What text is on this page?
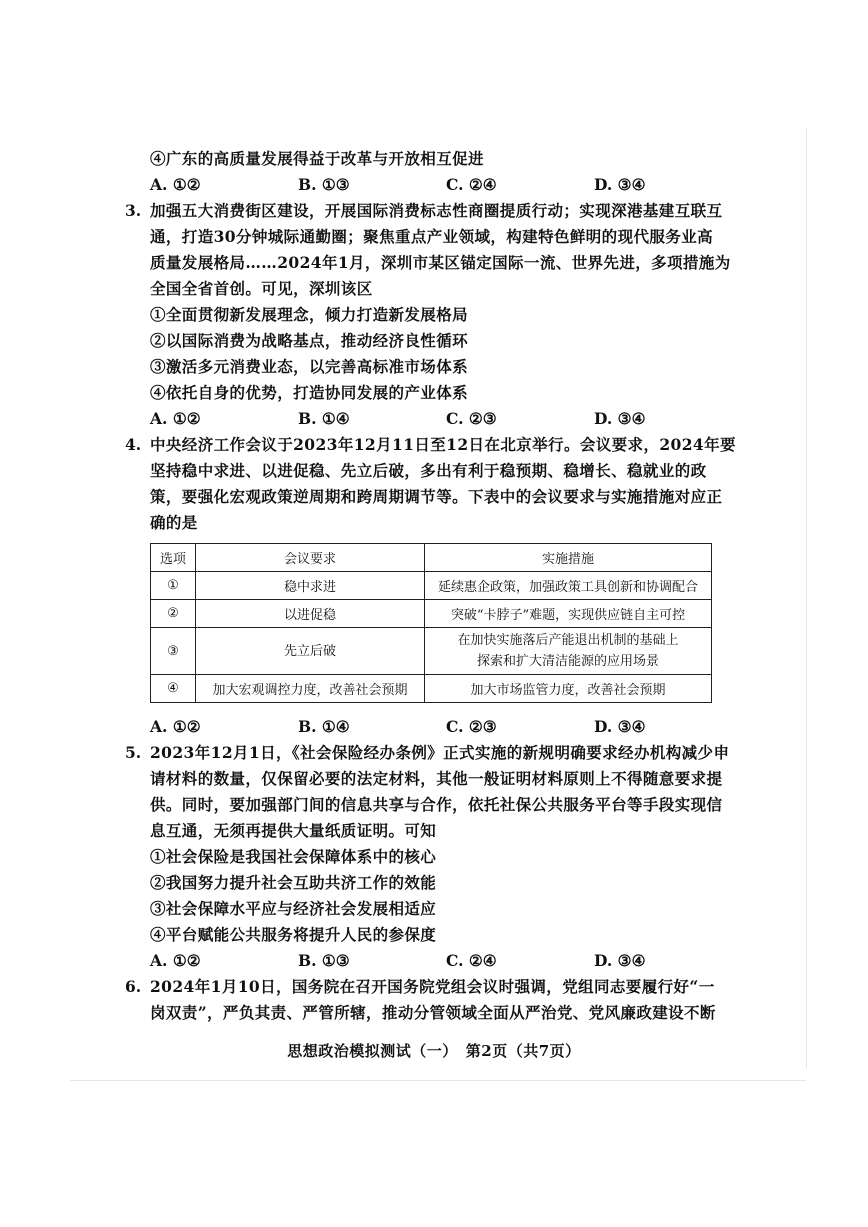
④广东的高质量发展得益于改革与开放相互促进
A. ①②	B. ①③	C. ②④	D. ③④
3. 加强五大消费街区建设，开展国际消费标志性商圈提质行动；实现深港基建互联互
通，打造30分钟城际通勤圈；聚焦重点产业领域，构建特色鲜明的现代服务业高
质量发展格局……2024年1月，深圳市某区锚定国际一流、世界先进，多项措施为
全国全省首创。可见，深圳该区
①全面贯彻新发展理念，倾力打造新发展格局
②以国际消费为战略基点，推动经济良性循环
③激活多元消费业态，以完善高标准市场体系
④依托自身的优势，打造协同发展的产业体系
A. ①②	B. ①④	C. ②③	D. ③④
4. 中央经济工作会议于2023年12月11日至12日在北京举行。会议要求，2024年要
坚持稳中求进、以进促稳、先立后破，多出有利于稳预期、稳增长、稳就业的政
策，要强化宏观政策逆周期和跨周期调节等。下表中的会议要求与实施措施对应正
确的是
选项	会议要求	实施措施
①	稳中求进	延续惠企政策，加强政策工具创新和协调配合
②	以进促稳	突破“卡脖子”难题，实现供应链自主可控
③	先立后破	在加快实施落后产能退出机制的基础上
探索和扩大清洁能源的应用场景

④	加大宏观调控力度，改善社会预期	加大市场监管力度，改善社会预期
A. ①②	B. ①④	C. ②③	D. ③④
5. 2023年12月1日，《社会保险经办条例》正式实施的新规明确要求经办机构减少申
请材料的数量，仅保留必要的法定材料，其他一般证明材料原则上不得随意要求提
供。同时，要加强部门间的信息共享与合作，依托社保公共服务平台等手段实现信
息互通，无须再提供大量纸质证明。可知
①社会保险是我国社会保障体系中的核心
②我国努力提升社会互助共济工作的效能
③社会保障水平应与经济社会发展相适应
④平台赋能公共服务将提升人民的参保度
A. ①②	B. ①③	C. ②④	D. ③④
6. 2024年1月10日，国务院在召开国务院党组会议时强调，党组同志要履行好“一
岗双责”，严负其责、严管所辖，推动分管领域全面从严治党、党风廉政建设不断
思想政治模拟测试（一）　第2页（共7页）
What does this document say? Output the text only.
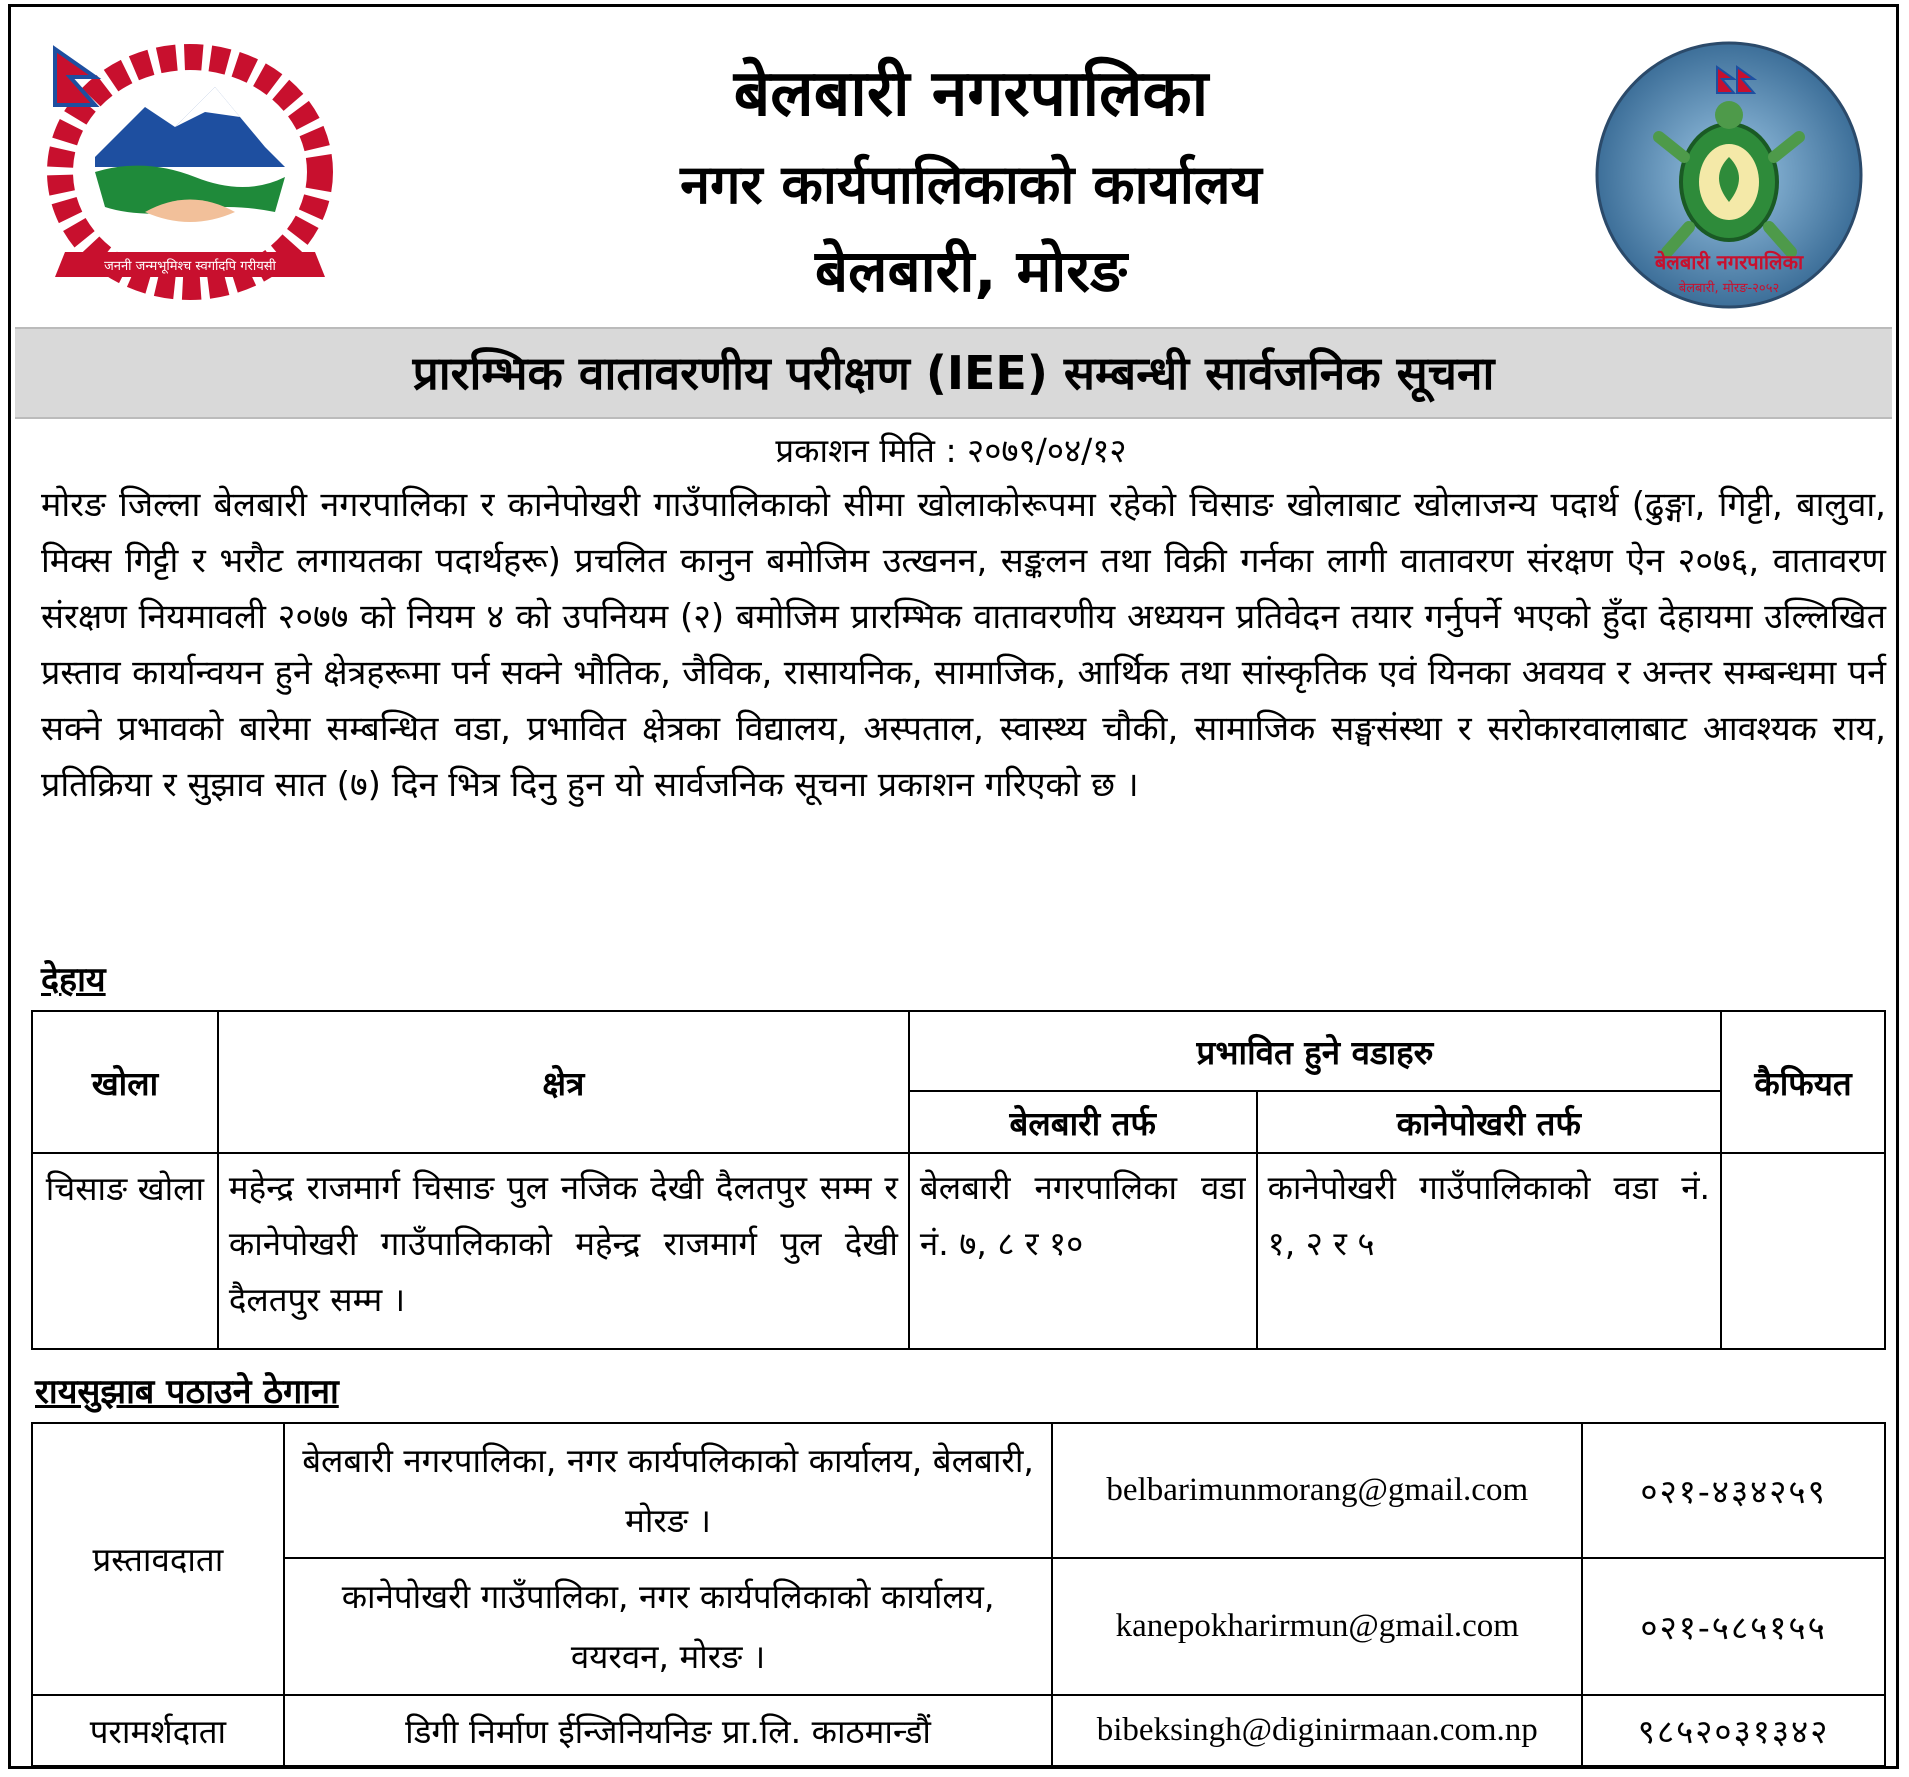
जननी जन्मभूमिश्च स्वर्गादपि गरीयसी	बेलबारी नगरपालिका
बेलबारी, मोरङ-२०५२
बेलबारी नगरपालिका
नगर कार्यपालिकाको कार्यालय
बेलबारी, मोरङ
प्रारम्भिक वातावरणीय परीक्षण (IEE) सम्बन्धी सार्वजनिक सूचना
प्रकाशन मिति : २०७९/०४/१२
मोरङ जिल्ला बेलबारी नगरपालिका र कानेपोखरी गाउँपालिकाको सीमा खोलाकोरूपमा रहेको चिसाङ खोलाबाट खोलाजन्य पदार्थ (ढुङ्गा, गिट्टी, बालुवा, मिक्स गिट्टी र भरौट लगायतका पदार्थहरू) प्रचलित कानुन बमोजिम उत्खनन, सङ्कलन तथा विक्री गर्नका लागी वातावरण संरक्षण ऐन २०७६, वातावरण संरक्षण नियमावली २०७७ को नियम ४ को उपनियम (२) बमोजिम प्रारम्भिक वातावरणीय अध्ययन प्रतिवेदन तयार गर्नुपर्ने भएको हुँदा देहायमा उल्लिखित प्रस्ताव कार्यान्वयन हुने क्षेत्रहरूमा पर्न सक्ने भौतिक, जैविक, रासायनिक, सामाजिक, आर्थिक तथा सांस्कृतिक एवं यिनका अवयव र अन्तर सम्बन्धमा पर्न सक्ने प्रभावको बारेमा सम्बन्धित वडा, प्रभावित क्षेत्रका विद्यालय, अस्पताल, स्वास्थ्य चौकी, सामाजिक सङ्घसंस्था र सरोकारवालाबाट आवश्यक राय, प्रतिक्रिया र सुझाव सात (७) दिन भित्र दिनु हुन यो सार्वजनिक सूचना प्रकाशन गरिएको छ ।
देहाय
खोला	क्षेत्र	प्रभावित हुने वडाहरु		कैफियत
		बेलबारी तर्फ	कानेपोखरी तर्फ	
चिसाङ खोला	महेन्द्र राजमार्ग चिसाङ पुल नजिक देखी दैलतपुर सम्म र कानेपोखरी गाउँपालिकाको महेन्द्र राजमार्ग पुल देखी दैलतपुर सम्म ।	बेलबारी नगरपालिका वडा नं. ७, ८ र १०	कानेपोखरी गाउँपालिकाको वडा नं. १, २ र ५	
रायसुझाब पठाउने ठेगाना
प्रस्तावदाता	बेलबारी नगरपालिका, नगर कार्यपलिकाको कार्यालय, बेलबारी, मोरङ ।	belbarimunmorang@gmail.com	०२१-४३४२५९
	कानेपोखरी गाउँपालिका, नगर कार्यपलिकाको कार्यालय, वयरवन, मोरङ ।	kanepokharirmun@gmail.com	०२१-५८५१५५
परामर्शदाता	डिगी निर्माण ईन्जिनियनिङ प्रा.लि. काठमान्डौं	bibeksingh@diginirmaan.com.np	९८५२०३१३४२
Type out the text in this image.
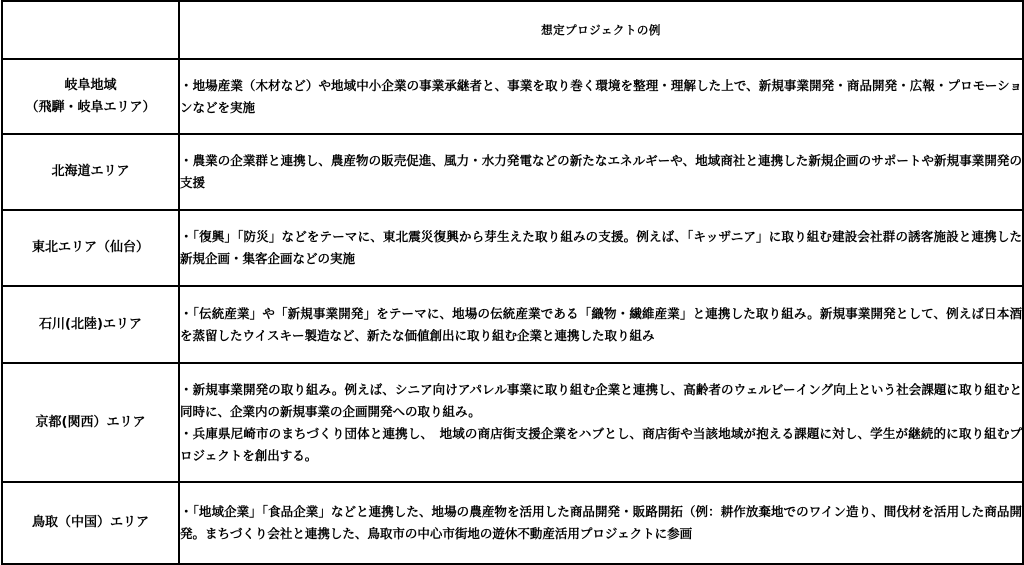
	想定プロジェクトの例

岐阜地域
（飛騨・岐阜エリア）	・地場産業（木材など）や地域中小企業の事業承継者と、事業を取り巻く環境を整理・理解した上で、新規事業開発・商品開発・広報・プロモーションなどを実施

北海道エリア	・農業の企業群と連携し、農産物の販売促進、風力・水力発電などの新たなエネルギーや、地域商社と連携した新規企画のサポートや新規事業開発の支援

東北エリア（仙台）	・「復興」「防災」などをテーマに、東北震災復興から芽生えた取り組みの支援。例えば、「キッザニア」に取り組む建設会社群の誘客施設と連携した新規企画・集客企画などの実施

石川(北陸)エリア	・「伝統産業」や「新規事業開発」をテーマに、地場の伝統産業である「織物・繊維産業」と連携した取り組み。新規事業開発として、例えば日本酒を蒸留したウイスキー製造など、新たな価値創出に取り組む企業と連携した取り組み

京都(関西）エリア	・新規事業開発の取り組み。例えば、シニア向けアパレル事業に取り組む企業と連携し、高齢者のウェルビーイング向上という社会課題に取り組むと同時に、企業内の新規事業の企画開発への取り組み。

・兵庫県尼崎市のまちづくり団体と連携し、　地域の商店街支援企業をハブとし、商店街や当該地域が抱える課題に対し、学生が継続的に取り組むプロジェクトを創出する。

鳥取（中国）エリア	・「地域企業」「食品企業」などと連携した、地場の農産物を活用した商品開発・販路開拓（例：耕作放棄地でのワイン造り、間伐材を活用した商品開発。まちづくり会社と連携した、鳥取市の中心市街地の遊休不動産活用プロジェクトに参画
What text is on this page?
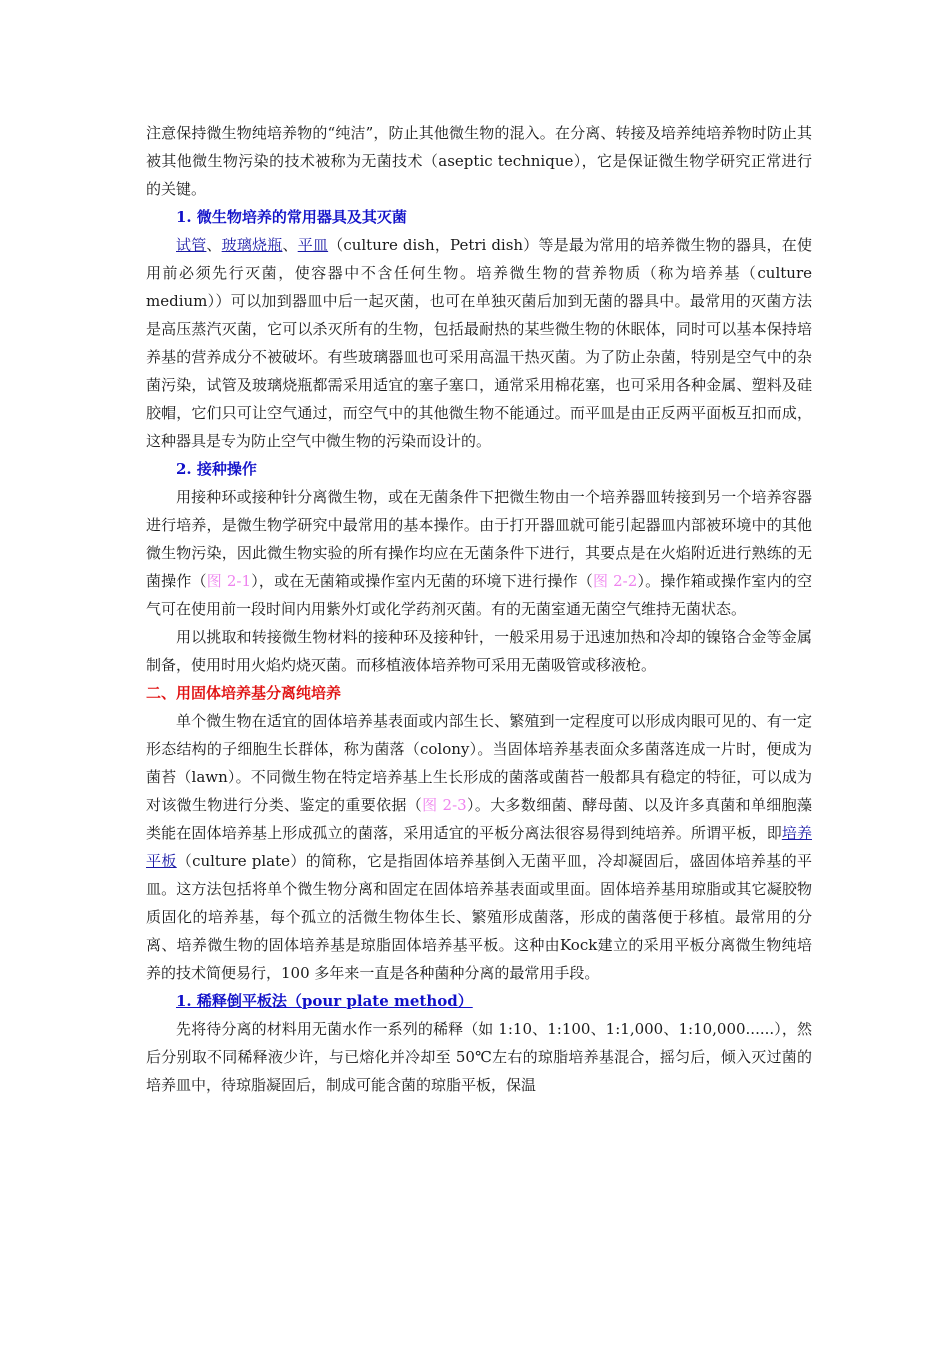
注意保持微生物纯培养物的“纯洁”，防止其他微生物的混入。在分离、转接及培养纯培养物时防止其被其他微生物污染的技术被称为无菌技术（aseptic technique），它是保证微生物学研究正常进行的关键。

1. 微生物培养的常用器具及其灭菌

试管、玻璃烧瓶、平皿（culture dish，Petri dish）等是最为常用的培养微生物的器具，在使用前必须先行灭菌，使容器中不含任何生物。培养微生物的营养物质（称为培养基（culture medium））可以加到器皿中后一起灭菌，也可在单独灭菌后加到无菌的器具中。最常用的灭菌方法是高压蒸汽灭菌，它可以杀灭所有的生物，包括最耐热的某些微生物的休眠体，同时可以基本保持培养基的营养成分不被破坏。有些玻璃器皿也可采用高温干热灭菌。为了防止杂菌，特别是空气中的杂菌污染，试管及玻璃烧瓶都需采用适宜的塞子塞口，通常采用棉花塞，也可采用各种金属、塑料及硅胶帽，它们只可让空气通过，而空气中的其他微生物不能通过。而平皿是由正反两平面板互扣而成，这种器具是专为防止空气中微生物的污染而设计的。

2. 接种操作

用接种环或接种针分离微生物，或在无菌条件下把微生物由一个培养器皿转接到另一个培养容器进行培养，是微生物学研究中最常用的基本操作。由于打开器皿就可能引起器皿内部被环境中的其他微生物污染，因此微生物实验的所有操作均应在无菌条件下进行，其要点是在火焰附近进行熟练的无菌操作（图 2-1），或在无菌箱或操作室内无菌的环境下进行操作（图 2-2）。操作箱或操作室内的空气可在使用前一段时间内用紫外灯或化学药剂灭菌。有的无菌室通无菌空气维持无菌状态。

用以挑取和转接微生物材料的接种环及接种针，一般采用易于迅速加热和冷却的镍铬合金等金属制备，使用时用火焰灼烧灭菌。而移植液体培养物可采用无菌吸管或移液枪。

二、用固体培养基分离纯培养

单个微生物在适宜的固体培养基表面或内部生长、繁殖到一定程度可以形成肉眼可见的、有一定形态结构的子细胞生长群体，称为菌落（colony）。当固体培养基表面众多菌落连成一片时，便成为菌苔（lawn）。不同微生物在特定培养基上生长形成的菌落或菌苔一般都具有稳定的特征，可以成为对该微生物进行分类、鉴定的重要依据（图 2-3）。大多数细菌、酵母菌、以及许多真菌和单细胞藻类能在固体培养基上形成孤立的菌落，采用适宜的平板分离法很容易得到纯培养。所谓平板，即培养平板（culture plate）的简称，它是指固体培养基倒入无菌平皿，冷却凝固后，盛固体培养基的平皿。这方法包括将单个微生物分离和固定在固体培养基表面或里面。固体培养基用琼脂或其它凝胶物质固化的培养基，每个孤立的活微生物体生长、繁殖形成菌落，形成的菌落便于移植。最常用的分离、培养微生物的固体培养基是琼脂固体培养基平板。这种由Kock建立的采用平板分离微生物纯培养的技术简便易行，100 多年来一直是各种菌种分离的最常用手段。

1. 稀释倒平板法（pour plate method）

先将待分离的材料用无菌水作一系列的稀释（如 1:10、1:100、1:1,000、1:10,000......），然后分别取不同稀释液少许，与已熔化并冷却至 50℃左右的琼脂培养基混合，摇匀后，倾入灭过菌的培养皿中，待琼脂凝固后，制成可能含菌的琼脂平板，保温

WORK TO BE COMPLETED.
Copy out every line of the data that includes the word "नगरप".

RESPONSE TO THIS EXERCISE.
जननी जन्मभूमिश्च स्वर्गादपि गरीयसी	बेलबारी नगरपालिका
बेलबारी नगरपालिका
मोरङ जिल्ला बेलबारी नगरपालिका र कानेपोखरी गाउँपालिकाको सीमा खोलाकोरूपमा रहेको चिसाङ खोलाबाट खोलाजन्य पदार्थ (ढुङ्गा, गिट्टी, बालुवा, मिक्स गिट्टी र भरौट लगायतका पदार्थहरू) प्रचलित कानुन बमोजिम उत्खनन, सङ्कलन तथा विक्री गर्नका लागी वातावरण संरक्षण ऐन २०७६, वातावरण संरक्षण नियमावली २०७७ को नियम ४ को उपनियम (२) बमोजिम प्रारम्भिक वातावरणीय अध्ययन प्रतिवेदन तयार गर्नुपर्ने भएको हुँदा देहायमा उल्लिखित प्रस्ताव कार्यान्वयन हुने क्षेत्रहरूमा पर्न सक्ने भौतिक, जैविक, रासायनिक, सामाजिक, आर्थिक तथा सांस्कृतिक एवं यिनका अवयव र अन्तर सम्बन्धमा पर्न सक्ने प्रभावको बारेमा सम्बन्धित वडा, प्रभावित क्षेत्रका विद्यालय, अस्पताल, स्वास्थ्य चौकी, सामाजिक सङ्घसंस्था र सरोकारवालाबाट आवश्यक राय, प्रतिक्रिया र सुझाव सात (७) दिन भित्र दिनु हुन यो सार्वजनिक सूचना प्रकाशन गरिएको छ ।
चिसाङ खोला	महेन्द्र राजमार्ग चिसाङ पुल नजिक देखी दैलतपुर सम्म र कानेपोखरी गाउँपालिकाको महेन्द्र राजमार्ग पुल देखी दैलतपुर सम्म ।	बेलबारी नगरपालिका वडा नं. ७, ८ र १०	कानेपोखरी गाउँपालिकाको वडा नं. १, २ र ५	
प्रस्तावदाता	बेलबारी नगरपालिका, नगर कार्यपलिकाको कार्यालय, बेलबारी, मोरङ ।	belbarimunmorang@gmail.com	०२१-४३४२५९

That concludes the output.